EXERCISE: Copy each line that holds "from".

>>>

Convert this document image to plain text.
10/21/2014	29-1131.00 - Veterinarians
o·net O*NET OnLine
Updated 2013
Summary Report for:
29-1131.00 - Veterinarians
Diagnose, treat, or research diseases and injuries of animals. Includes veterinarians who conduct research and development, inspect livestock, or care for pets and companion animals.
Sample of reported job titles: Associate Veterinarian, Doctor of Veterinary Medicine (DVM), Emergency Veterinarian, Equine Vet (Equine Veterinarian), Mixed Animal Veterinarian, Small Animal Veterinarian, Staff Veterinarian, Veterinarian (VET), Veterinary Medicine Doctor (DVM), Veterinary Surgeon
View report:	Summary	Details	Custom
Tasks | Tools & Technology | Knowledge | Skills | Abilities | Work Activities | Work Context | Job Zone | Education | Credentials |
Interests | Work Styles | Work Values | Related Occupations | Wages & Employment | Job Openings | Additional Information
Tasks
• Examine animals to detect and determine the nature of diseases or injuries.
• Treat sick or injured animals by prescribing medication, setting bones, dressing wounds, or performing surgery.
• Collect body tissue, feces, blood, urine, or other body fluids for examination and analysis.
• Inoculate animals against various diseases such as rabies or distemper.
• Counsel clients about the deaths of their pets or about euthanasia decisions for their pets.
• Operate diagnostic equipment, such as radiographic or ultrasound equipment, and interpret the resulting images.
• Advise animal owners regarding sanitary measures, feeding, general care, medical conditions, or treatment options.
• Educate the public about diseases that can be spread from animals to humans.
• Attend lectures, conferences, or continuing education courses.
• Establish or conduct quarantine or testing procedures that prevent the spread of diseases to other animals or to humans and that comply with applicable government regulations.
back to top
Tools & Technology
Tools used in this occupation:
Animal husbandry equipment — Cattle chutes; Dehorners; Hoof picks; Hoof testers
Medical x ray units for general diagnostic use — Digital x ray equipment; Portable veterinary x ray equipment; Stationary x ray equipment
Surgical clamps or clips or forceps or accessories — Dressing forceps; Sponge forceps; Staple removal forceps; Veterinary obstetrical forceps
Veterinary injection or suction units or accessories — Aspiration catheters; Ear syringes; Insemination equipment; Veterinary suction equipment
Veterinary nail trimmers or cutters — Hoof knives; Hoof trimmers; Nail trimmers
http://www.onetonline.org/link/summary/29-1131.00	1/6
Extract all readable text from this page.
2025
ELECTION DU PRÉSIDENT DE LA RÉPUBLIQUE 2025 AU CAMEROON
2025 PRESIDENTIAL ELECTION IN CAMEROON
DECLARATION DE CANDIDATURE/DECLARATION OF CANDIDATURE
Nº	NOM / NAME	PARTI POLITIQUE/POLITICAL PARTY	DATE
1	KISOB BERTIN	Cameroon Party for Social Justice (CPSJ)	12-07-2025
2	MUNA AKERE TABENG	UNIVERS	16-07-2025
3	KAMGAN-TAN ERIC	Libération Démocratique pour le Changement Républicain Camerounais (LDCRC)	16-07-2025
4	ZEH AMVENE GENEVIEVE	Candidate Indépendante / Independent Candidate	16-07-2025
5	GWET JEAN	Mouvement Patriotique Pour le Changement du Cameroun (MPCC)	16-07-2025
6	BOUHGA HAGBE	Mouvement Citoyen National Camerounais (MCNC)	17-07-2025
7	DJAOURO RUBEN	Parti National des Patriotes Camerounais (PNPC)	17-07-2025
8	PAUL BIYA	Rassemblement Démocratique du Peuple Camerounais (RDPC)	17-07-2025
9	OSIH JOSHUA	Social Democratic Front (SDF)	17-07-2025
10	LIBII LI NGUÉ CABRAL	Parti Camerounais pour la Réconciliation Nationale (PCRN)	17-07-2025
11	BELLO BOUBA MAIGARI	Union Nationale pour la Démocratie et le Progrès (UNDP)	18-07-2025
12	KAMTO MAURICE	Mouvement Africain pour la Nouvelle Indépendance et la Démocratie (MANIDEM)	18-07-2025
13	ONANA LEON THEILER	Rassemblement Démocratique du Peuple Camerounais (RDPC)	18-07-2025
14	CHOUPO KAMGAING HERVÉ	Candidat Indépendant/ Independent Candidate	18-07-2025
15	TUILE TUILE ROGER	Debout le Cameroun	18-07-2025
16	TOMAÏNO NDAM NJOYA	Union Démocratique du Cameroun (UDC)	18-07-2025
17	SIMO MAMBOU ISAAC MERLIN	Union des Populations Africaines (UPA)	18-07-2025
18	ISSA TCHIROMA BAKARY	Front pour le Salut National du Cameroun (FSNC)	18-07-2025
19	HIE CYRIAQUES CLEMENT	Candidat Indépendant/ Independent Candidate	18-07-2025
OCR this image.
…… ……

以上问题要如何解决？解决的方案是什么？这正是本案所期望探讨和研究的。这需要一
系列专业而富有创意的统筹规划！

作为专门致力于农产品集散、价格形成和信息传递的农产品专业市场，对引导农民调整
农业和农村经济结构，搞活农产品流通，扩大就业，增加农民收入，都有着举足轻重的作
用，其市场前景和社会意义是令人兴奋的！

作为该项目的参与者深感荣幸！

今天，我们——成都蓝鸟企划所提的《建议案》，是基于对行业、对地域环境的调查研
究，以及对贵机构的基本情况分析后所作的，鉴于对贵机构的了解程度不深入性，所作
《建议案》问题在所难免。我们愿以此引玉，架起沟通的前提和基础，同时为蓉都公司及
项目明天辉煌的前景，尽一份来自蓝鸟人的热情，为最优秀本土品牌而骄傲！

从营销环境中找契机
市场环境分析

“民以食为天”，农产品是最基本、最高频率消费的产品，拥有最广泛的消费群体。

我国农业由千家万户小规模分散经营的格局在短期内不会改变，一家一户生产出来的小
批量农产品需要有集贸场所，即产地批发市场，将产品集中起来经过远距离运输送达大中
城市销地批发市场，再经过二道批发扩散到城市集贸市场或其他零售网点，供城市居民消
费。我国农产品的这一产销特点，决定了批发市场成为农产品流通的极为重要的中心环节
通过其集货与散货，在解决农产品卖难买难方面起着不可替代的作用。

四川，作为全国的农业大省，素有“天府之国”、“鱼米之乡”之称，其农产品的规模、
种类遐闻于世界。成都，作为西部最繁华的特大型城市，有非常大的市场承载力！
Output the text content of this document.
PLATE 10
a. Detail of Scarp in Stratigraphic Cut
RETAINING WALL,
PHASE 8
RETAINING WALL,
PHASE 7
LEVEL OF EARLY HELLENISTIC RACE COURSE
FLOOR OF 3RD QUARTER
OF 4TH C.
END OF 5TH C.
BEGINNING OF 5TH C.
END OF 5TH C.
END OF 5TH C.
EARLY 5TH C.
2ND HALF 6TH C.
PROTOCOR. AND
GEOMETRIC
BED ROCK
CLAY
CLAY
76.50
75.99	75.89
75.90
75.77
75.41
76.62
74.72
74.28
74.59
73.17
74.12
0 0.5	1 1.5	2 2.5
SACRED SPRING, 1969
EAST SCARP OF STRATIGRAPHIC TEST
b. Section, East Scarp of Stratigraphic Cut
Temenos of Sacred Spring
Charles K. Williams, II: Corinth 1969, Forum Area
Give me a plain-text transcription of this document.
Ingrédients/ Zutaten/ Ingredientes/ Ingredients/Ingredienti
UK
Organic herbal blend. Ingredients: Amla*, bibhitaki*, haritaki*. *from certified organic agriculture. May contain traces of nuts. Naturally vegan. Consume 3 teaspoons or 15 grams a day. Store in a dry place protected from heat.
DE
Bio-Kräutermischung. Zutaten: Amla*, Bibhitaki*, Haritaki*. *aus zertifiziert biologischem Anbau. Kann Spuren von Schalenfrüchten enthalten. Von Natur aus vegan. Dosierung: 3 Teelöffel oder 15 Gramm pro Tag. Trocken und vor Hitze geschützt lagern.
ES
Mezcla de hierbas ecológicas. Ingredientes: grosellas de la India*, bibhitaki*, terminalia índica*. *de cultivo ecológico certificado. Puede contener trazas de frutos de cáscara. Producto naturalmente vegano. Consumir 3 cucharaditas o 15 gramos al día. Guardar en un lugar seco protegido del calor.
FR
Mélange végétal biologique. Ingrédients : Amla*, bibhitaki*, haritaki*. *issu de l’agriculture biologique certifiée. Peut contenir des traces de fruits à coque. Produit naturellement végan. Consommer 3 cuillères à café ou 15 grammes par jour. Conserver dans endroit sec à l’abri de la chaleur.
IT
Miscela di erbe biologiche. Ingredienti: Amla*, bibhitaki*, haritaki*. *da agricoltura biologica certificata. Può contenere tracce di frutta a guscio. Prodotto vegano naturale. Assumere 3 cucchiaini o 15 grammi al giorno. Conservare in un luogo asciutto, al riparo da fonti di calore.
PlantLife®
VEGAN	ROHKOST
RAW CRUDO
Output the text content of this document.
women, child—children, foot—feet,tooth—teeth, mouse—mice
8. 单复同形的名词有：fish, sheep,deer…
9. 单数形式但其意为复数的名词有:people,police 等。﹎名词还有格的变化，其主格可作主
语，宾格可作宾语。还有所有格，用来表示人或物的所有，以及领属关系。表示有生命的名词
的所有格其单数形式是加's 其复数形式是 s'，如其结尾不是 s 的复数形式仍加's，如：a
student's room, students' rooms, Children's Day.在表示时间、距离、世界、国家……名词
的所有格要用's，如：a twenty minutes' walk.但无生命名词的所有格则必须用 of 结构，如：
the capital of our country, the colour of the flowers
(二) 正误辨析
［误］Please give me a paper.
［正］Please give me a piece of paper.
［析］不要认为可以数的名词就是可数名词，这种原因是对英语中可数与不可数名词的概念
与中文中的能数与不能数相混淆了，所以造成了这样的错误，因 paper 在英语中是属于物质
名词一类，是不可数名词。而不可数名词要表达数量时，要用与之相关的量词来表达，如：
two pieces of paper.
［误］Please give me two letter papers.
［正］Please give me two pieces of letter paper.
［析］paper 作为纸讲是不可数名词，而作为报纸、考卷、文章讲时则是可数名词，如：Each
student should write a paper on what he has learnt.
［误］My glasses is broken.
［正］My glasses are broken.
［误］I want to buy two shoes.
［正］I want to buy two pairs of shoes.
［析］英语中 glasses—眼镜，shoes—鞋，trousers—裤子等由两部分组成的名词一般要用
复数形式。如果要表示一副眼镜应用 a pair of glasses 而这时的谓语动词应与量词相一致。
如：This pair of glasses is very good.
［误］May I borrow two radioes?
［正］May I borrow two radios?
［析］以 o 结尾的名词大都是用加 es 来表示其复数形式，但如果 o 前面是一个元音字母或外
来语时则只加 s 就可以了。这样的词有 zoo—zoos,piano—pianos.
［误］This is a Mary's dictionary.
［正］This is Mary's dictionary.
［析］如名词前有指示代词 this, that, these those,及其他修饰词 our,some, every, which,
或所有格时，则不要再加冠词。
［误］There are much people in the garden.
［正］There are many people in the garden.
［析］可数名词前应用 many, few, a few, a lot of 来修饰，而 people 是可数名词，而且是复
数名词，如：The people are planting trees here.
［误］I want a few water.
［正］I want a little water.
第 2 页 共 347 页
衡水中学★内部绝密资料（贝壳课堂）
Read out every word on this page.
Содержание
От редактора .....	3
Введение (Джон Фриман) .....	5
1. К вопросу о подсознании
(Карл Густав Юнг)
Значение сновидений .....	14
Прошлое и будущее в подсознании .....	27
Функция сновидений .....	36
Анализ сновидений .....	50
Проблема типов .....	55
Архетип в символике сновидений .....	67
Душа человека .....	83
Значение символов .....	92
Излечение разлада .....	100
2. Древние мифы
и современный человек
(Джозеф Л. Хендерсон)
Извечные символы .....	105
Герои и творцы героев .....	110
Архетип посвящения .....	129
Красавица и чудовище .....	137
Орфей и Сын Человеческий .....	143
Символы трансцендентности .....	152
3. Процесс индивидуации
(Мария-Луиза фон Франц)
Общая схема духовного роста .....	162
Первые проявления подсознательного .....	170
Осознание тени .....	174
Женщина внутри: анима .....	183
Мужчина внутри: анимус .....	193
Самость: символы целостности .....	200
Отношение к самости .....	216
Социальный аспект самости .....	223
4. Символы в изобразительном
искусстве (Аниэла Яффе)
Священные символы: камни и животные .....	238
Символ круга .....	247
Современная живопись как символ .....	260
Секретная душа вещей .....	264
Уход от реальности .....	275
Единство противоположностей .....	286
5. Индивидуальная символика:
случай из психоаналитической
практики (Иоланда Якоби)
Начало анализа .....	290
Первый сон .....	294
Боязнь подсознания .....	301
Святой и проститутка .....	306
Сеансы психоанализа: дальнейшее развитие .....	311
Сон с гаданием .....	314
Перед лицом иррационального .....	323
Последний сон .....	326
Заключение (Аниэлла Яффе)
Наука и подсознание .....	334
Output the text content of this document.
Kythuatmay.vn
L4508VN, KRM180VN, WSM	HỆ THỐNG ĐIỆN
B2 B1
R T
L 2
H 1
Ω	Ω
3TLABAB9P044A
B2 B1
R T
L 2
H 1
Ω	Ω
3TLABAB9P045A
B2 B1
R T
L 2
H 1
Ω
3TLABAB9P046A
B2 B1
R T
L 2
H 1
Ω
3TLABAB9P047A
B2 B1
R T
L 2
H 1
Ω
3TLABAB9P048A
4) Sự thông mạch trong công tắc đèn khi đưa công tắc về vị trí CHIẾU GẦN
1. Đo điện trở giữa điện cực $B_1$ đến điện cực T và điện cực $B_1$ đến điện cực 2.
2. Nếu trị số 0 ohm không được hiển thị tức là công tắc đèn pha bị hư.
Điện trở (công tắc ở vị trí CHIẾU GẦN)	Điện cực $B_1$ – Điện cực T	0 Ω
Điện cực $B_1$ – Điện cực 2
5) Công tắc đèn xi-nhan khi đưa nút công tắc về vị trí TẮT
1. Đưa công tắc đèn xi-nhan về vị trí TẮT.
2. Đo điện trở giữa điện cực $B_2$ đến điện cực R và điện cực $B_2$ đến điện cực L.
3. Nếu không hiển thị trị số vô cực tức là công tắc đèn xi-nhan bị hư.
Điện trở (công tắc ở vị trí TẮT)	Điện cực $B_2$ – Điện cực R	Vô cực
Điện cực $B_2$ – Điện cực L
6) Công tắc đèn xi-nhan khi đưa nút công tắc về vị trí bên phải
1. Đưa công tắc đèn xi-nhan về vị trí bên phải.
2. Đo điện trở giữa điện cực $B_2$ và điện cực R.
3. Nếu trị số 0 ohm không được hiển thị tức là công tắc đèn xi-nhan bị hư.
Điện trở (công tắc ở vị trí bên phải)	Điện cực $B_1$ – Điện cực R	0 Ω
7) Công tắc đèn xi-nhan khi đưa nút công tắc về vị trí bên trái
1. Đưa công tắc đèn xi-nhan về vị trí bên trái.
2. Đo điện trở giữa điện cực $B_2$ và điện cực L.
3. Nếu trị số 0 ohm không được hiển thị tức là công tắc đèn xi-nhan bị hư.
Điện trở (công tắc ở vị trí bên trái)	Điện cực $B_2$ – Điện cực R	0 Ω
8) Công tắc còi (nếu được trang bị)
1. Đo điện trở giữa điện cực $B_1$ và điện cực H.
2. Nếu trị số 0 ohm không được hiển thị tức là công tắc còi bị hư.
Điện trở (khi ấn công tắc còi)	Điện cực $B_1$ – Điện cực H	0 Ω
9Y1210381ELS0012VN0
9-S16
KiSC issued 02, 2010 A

<<<

THE SOLUTION:
• Educate the public about diseases that can be spread from animals to humans.
Extract all readable text from this page.
Organic herbal blend. Ingredients: Amla*, bibhitaki*, haritaki*. *from certified organic agriculture. May contain traces of nuts. Naturally vegan. Consume 3 teaspoons or 15 grams a day. Store in a dry place protected from heat.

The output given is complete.